▸ STORED DATA:
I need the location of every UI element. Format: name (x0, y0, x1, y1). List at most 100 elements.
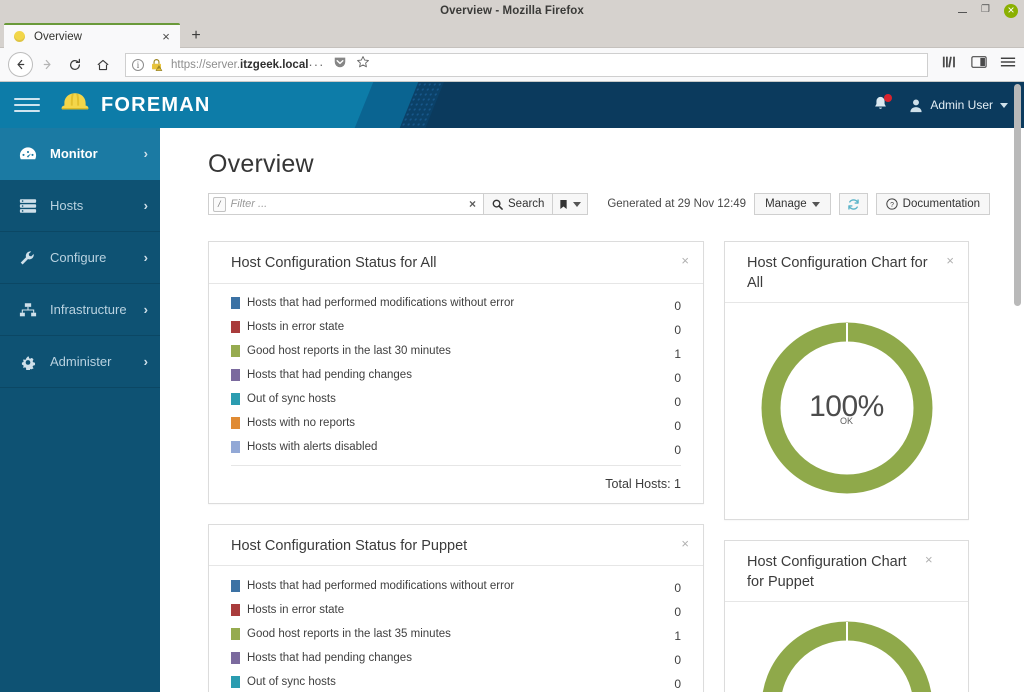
widget-title: Host Configuration Status for All (231, 255, 437, 271)
reload-icon (70, 58, 80, 70)
brand[interactable]: FOREMAN (60, 91, 211, 120)
manage-button[interactable]: Manage (754, 193, 831, 215)
library-icon[interactable] (942, 55, 958, 74)
donut-status: OK (839, 416, 853, 427)
widget-header: Host Configuration Chart for Puppet × (725, 541, 968, 603)
lock-warning-icon[interactable] (150, 58, 163, 71)
pocket-icon[interactable] (333, 55, 347, 74)
svg-text:?: ? (890, 202, 894, 209)
list-item[interactable]: Hosts with alerts disabled 0 (231, 438, 681, 457)
reload-button[interactable] (61, 51, 89, 79)
list-item[interactable]: Hosts with no reports 0 (231, 414, 681, 433)
tab-close-icon[interactable]: × (158, 30, 174, 43)
legend-label: Out of sync hosts (247, 393, 336, 406)
hamburger-menu-icon[interactable] (1000, 55, 1016, 74)
search-shortcut-badge: / (213, 196, 226, 212)
foreman-favicon-icon (14, 31, 25, 42)
close-button[interactable] (1004, 2, 1018, 19)
legend-swatch (231, 579, 240, 592)
widget-host-configuration-status-all: Host Configuration Status for All × Host… (208, 241, 704, 504)
legend-label: Hosts that had performed modifications w… (247, 297, 515, 310)
legend-value: 0 (674, 677, 681, 692)
close-icon[interactable]: × (925, 553, 933, 566)
notifications-button[interactable] (872, 94, 893, 115)
list-item[interactable]: Hosts that had performed modifications w… (231, 294, 681, 313)
list-item[interactable]: Hosts that had pending changes 0 (231, 366, 681, 385)
list-item[interactable]: Hosts in error state 0 (231, 318, 681, 337)
sidebar-item-configure[interactable]: Configure › (0, 232, 160, 284)
new-tab-button[interactable]: + (182, 23, 210, 48)
refresh-button[interactable] (838, 193, 868, 215)
list-item[interactable]: Good host reports in the last 35 minutes… (231, 624, 681, 643)
chevron-right-icon: › (143, 198, 148, 213)
bookmark-dropdown-button[interactable] (552, 193, 589, 215)
forward-button[interactable] (33, 51, 61, 79)
wrench-icon (18, 250, 37, 266)
sidebar-item-monitor[interactable]: Monitor › (0, 128, 160, 180)
user-avatar-icon (910, 98, 922, 112)
close-icon[interactable]: × (681, 537, 689, 550)
donut-chart-puppet[interactable]: 100% OK (758, 618, 936, 692)
browser-toolbar-right (936, 55, 1016, 74)
list-item[interactable]: Hosts in error state 0 (231, 600, 681, 619)
gear-icon (18, 354, 37, 370)
home-button[interactable] (89, 51, 117, 79)
donut-center-label: 100% OK (758, 618, 936, 692)
page-scrollbar[interactable] (1013, 82, 1022, 692)
tab-strip: Overview × + (0, 22, 1024, 48)
sidebar-icon[interactable] (971, 55, 987, 74)
url-bar[interactable]: i https://server.itzgeek.local ··· (125, 52, 928, 77)
widget-title: Host Configuration Chart for Puppet (747, 554, 907, 590)
close-icon[interactable]: × (681, 254, 689, 267)
list-item[interactable]: Good host reports in the last 30 minutes… (231, 342, 681, 361)
legend-swatch (231, 651, 240, 664)
site-identity[interactable]: i (132, 58, 163, 71)
total-hosts-label: Total Hosts: 1 (231, 464, 681, 491)
widget-host-configuration-status-puppet: Host Configuration Status for Puppet × H… (208, 523, 704, 692)
dashboard-grid: Host Configuration Status for All × Host… (208, 241, 990, 692)
tab-title: Overview (34, 30, 82, 43)
sidebar-item-administer[interactable]: Administer › (0, 336, 160, 388)
donut-chart-all[interactable]: 100% OK (758, 319, 936, 497)
list-item[interactable]: Hosts that had performed modifications w… (231, 576, 681, 595)
legend-label: Good host reports in the last 30 minutes (247, 345, 451, 358)
forward-arrow-icon (43, 59, 51, 70)
list-item[interactable]: Out of sync hosts 0 (231, 390, 681, 409)
widget-header: Host Configuration Status for All × (209, 242, 703, 284)
user-menu[interactable]: Admin User (909, 98, 1008, 113)
search-button[interactable]: Search (483, 193, 554, 215)
chevron-right-icon: › (143, 146, 148, 161)
page-actions-icon[interactable]: ··· (308, 58, 324, 71)
close-icon[interactable]: × (946, 254, 954, 267)
search-input[interactable]: / Filter ... × (208, 193, 484, 215)
manage-button-label: Manage (765, 198, 807, 210)
legend-swatch (231, 675, 240, 688)
sitemap-icon (18, 302, 37, 318)
toolbar: / Filter ... × Search Generated at 29 No… (208, 193, 990, 215)
legend-value: 1 (674, 346, 681, 361)
legend-value: 0 (674, 581, 681, 596)
chevron-down-icon (1000, 102, 1008, 108)
chevron-right-icon: › (143, 250, 148, 265)
minimize-button[interactable] (956, 5, 969, 18)
donut-center-label: 100% OK (758, 319, 936, 497)
legend-swatch (231, 297, 240, 310)
foreman-app: FOREMAN Admin User Monitor › Hosts › Con… (0, 82, 1024, 692)
scrollbar-thumb[interactable] (1014, 84, 1021, 306)
back-button[interactable] (8, 52, 33, 77)
list-item[interactable]: Hosts that had pending changes 0 (231, 648, 681, 667)
list-item[interactable]: Out of sync hosts 0 (231, 672, 681, 691)
maximize-button[interactable] (980, 3, 993, 18)
chevron-right-icon: › (143, 302, 148, 317)
sidebar-item-infrastructure[interactable]: Infrastructure › (0, 284, 160, 336)
documentation-button[interactable]: ? Documentation (875, 193, 990, 215)
legend-label: Good host reports in the last 35 minutes (247, 627, 451, 640)
menu-toggle-icon[interactable] (14, 92, 40, 118)
tab-overview[interactable]: Overview × (4, 23, 180, 48)
page-info-icon[interactable]: i (132, 58, 144, 71)
widget-header: Host Configuration Status for Puppet × (209, 525, 703, 567)
clear-search-icon[interactable]: × (466, 197, 479, 211)
bookmark-star-icon[interactable] (356, 55, 370, 74)
bookmark-icon (560, 199, 568, 209)
sidebar-item-hosts[interactable]: Hosts › (0, 180, 160, 232)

▸ GIVEN EXERCISE: Change every "legend-label" in all the rows above to "legend-text", leaving everything else unchanged, and leave the pictures out of your answer.

▸ RESPONSE BELOW:
I need the location of every UI element. Format: name (x0, y0, x1, y1). List at most 100 elements.
widget-title: Host Configuration Status for All (231, 255, 437, 271)
reload-icon (70, 58, 80, 70)
brand[interactable]: FOREMAN (60, 91, 211, 120)
manage-button[interactable]: Manage (754, 193, 831, 215)
library-icon[interactable] (942, 55, 958, 74)
donut-status: OK (839, 416, 853, 427)
widget-header: Host Configuration Chart for Puppet × (725, 541, 968, 603)
lock-warning-icon[interactable] (150, 58, 163, 71)
pocket-icon[interactable] (333, 55, 347, 74)
svg-text:?: ? (890, 202, 894, 209)
list-item[interactable]: Hosts with alerts disabled 0 (231, 438, 681, 457)
reload-button[interactable] (61, 51, 89, 79)
list-item[interactable]: Hosts with no reports 0 (231, 414, 681, 433)
tab-close-icon[interactable]: × (158, 30, 174, 43)
legend-text: Out of sync hosts (247, 393, 336, 406)
hamburger-menu-icon[interactable] (1000, 55, 1016, 74)
search-shortcut-badge: / (213, 196, 226, 212)
foreman-favicon-icon (14, 31, 25, 42)
close-button[interactable] (1004, 2, 1018, 19)
legend-swatch (231, 579, 240, 592)
widget-host-configuration-status-all: Host Configuration Status for All × Host… (208, 241, 704, 504)
legend-text: Hosts that had performed modifications w… (247, 297, 515, 310)
legend-value: 0 (674, 677, 681, 692)
close-icon[interactable]: × (925, 553, 933, 566)
notifications-button[interactable] (872, 94, 893, 115)
list-item[interactable]: Hosts that had performed modifications w… (231, 294, 681, 313)
list-item[interactable]: Hosts that had pending changes 0 (231, 366, 681, 385)
list-item[interactable]: Hosts in error state 0 (231, 318, 681, 337)
sidebar-item-configure[interactable]: Configure › (0, 232, 160, 284)
new-tab-button[interactable]: + (182, 23, 210, 48)
refresh-button[interactable] (838, 193, 868, 215)
list-item[interactable]: Good host reports in the last 35 minutes… (231, 624, 681, 643)
chevron-right-icon: › (143, 198, 148, 213)
bookmark-dropdown-button[interactable] (552, 193, 589, 215)
forward-button[interactable] (33, 51, 61, 79)
wrench-icon (18, 250, 37, 266)
sidebar-item-monitor[interactable]: Monitor › (0, 128, 160, 180)
user-avatar-icon (910, 98, 922, 112)
close-icon[interactable]: × (681, 537, 689, 550)
donut-chart-puppet[interactable]: 100% OK (758, 618, 936, 692)
browser-toolbar-right (936, 55, 1016, 74)
list-item[interactable]: Hosts in error state 0 (231, 600, 681, 619)
gear-icon (18, 354, 37, 370)
home-button[interactable] (89, 51, 117, 79)
donut-center-label: 100% OK (758, 618, 936, 692)
page-scrollbar[interactable] (1013, 82, 1022, 692)
tab-strip: Overview × + (0, 22, 1024, 48)
sidebar-icon[interactable] (971, 55, 987, 74)
url-bar[interactable]: i https://server.itzgeek.local ··· (125, 52, 928, 77)
widget-title: Host Configuration Chart for Puppet (747, 554, 907, 590)
close-icon[interactable]: × (681, 254, 689, 267)
list-item[interactable]: Good host reports in the last 30 minutes… (231, 342, 681, 361)
legend-swatch (231, 651, 240, 664)
site-identity[interactable]: i (132, 58, 163, 71)
total-hosts-label: Total Hosts: 1 (231, 464, 681, 491)
widget-host-configuration-status-puppet: Host Configuration Status for Puppet × H… (208, 523, 704, 692)
dashboard-grid: Host Configuration Status for All × Host… (208, 241, 990, 692)
tab-title: Overview (34, 30, 82, 43)
sidebar-item-administer[interactable]: Administer › (0, 336, 160, 388)
donut-chart-all[interactable]: 100% OK (758, 319, 936, 497)
list-item[interactable]: Hosts that had performed modifications w… (231, 576, 681, 595)
legend-text: Good host reports in the last 30 minutes (247, 345, 451, 358)
forward-arrow-icon (43, 59, 51, 70)
list-item[interactable]: Out of sync hosts 0 (231, 390, 681, 409)
widget-header: Host Configuration Status for All × (209, 242, 703, 284)
user-menu[interactable]: Admin User (909, 98, 1008, 113)
search-button[interactable]: Search (483, 193, 554, 215)
chevron-right-icon: › (143, 146, 148, 161)
page-actions-icon[interactable]: ··· (308, 58, 324, 71)
close-icon[interactable]: × (946, 254, 954, 267)
search-input[interactable]: / Filter ... × (208, 193, 484, 215)
manage-button-label: Manage (765, 198, 807, 210)
legend-swatch (231, 675, 240, 688)
sitemap-icon (18, 302, 37, 318)
toolbar: / Filter ... × Search Generated at 29 No… (208, 193, 990, 215)
legend-value: 1 (674, 346, 681, 361)
legend-value: 0 (674, 581, 681, 596)
chevron-down-icon (1000, 102, 1008, 108)
chevron-right-icon: › (143, 250, 148, 265)
minimize-button[interactable] (956, 5, 969, 18)
donut-center-label: 100% OK (758, 319, 936, 497)
legend-swatch (231, 297, 240, 310)
foreman-app: FOREMAN Admin User Monitor › Hosts › Con… (0, 82, 1024, 692)
scrollbar-thumb[interactable] (1014, 84, 1021, 306)
back-button[interactable] (8, 52, 33, 77)
list-item[interactable]: Hosts that had pending changes 0 (231, 648, 681, 667)
list-item[interactable]: Out of sync hosts 0 (231, 672, 681, 691)
maximize-button[interactable] (980, 3, 993, 18)
chevron-right-icon: › (143, 302, 148, 317)
sidebar-item-infrastructure[interactable]: Infrastructure › (0, 284, 160, 336)
documentation-button[interactable]: ? Documentation (875, 193, 990, 215)
legend-text: Good host reports in the last 35 minutes (247, 627, 451, 640)
menu-toggle-icon[interactable] (14, 92, 40, 118)
tab-overview[interactable]: Overview × (4, 23, 180, 48)
page-info-icon[interactable]: i (132, 58, 144, 71)
widget-header: Host Configuration Status for Puppet × (209, 525, 703, 567)
clear-search-icon[interactable]: × (466, 197, 479, 211)
bookmark-star-icon[interactable] (356, 55, 370, 74)
bookmark-icon (560, 199, 568, 209)
sidebar-item-hosts[interactable]: Hosts › (0, 180, 160, 232)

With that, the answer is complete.